PROBLEM DESCRIPTION: Extract the whole listing as it stands. Do not include the pictures.

-------- RECORDS SHOWN

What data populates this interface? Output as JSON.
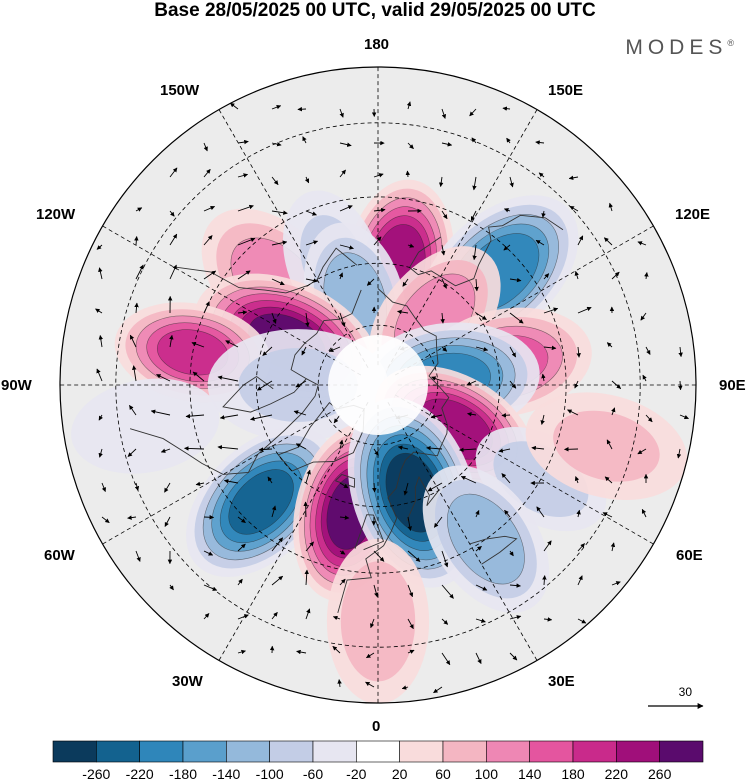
{
  "title": "Base 28/05/2025 00 UTC, valid 29/05/2025 00 UTC",
  "brand": "MODES",
  "brand_mark": "®",
  "longitude_labels": {
    "lon_180": "180",
    "lon_150e": "150E",
    "lon_120e": "120E",
    "lon_90e": "90E",
    "lon_60e": "60E",
    "lon_30e": "30E",
    "lon_0": "0",
    "lon_30w": "30W",
    "lon_60w": "60W",
    "lon_90w": "90W",
    "lon_120w": "120W",
    "lon_150w": "150W"
  },
  "reference_vector": {
    "label": "30"
  },
  "colorbar": {
    "colors": [
      "#0b3a5c",
      "#13628f",
      "#2f86ba",
      "#5a9fcc",
      "#94b9db",
      "#c3cde6",
      "#e7e6f1",
      "#ffffff",
      "#f9dcdc",
      "#f4b6c2",
      "#ee87b4",
      "#e4559f",
      "#c92a8b",
      "#a00f7a",
      "#5a0b6d"
    ],
    "labels": [
      "-260",
      "-220",
      "-180",
      "-140",
      "-100",
      "-60",
      "-20",
      "20",
      "60",
      "100",
      "140",
      "180",
      "220",
      "260"
    ]
  },
  "anomaly_centers": [
    {
      "lon": 170,
      "lat": 60,
      "value": 240,
      "spread": 0.55
    },
    {
      "lon": -135,
      "lat": 55,
      "value": 120,
      "spread": 0.6
    },
    {
      "lon": -160,
      "lat": 58,
      "value": -60,
      "spread": 0.4
    },
    {
      "lon": 133,
      "lat": 50,
      "value": -200,
      "spread": 0.65
    },
    {
      "lon": -165,
      "lat": 68,
      "value": -120,
      "spread": 0.45
    },
    {
      "lon": -115,
      "lat": 65,
      "value": 260,
      "spread": 0.7
    },
    {
      "lon": 140,
      "lat": 68,
      "value": 120,
      "spread": 0.5
    },
    {
      "lon": 100,
      "lat": 58,
      "value": 140,
      "spread": 0.55
    },
    {
      "lon": 95,
      "lat": 72,
      "value": -180,
      "spread": 0.6
    },
    {
      "lon": -100,
      "lat": 45,
      "value": 180,
      "spread": 0.45
    },
    {
      "lon": -90,
      "lat": 70,
      "value": -60,
      "spread": 0.6
    },
    {
      "lon": 60,
      "lat": 68,
      "value": 240,
      "spread": 0.55
    },
    {
      "lon": 60,
      "lat": 45,
      "value": -80,
      "spread": 0.35
    },
    {
      "lon": -45,
      "lat": 50,
      "value": -220,
      "spread": 0.6
    },
    {
      "lon": -12,
      "lat": 58,
      "value": 260,
      "spread": 0.6
    },
    {
      "lon": 18,
      "lat": 62,
      "value": -260,
      "spread": 0.7
    },
    {
      "lon": 35,
      "lat": 45,
      "value": -120,
      "spread": 0.5
    },
    {
      "lon": 0,
      "lat": 35,
      "value": 80,
      "spread": 0.5
    },
    {
      "lon": -80,
      "lat": 35,
      "value": -40,
      "spread": 0.4
    },
    {
      "lon": 75,
      "lat": 35,
      "value": 60,
      "spread": 0.5
    }
  ]
}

----------------

WRITTEN SOLUTION:
What data populates this interface? Output as JSON.
{
  "title": "Base 28/05/2025 00 UTC, valid 29/05/2025 00 UTC",
  "brand": "MODES",
  "brand_mark": "®",
  "longitude_labels": {
    "lon_180": "180",
    "lon_150e": "150E",
    "lon_120e": "120E",
    "lon_90e": "90E",
    "lon_60e": "60E",
    "lon_30e": "30E",
    "lon_0": "0",
    "lon_30w": "30W",
    "lon_60w": "60W",
    "lon_90w": "90W",
    "lon_120w": "120W",
    "lon_150w": "150W"
  },
  "reference_vector": {
    "label": "30"
  },
  "colorbar": {
    "colors": [
      "#0b3a5c",
      "#13628f",
      "#2f86ba",
      "#5a9fcc",
      "#94b9db",
      "#c3cde6",
      "#e7e6f1",
      "#ffffff",
      "#f9dcdc",
      "#f4b6c2",
      "#ee87b4",
      "#e4559f",
      "#c92a8b",
      "#a00f7a",
      "#5a0b6d"
    ],
    "labels": [
      "-260",
      "-220",
      "-180",
      "-140",
      "-100",
      "-60",
      "-20",
      "20",
      "60",
      "100",
      "140",
      "180",
      "220",
      "260"
    ]
  },
  "anomaly_centers": [
    {
      "lon": 170,
      "lat": 60,
      "value": 240,
      "spread": 0.55
    },
    {
      "lon": -135,
      "lat": 55,
      "value": 120,
      "spread": 0.6
    },
    {
      "lon": -160,
      "lat": 58,
      "value": -60,
      "spread": 0.4
    },
    {
      "lon": 133,
      "lat": 50,
      "value": -200,
      "spread": 0.65
    },
    {
      "lon": -165,
      "lat": 68,
      "value": -120,
      "spread": 0.45
    },
    {
      "lon": -115,
      "lat": 65,
      "value": 260,
      "spread": 0.7
    },
    {
      "lon": 140,
      "lat": 68,
      "value": 120,
      "spread": 0.5
    },
    {
      "lon": 100,
      "lat": 58,
      "value": 140,
      "spread": 0.55
    },
    {
      "lon": 95,
      "lat": 72,
      "value": -180,
      "spread": 0.6
    },
    {
      "lon": -100,
      "lat": 45,
      "value": 180,
      "spread": 0.45
    },
    {
      "lon": -90,
      "lat": 70,
      "value": -60,
      "spread": 0.6
    },
    {
      "lon": 60,
      "lat": 68,
      "value": 240,
      "spread": 0.55
    },
    {
      "lon": 60,
      "lat": 45,
      "value": -80,
      "spread": 0.35
    },
    {
      "lon": -45,
      "lat": 50,
      "value": -220,
      "spread": 0.6
    },
    {
      "lon": -12,
      "lat": 58,
      "value": 260,
      "spread": 0.6
    },
    {
      "lon": 18,
      "lat": 62,
      "value": -260,
      "spread": 0.7
    },
    {
      "lon": 35,
      "lat": 45,
      "value": -120,
      "spread": 0.5
    },
    {
      "lon": 0,
      "lat": 35,
      "value": 80,
      "spread": 0.5
    },
    {
      "lon": -80,
      "lat": 35,
      "value": -40,
      "spread": 0.4
    },
    {
      "lon": 75,
      "lat": 35,
      "value": 60,
      "spread": 0.5
    }
  ]
}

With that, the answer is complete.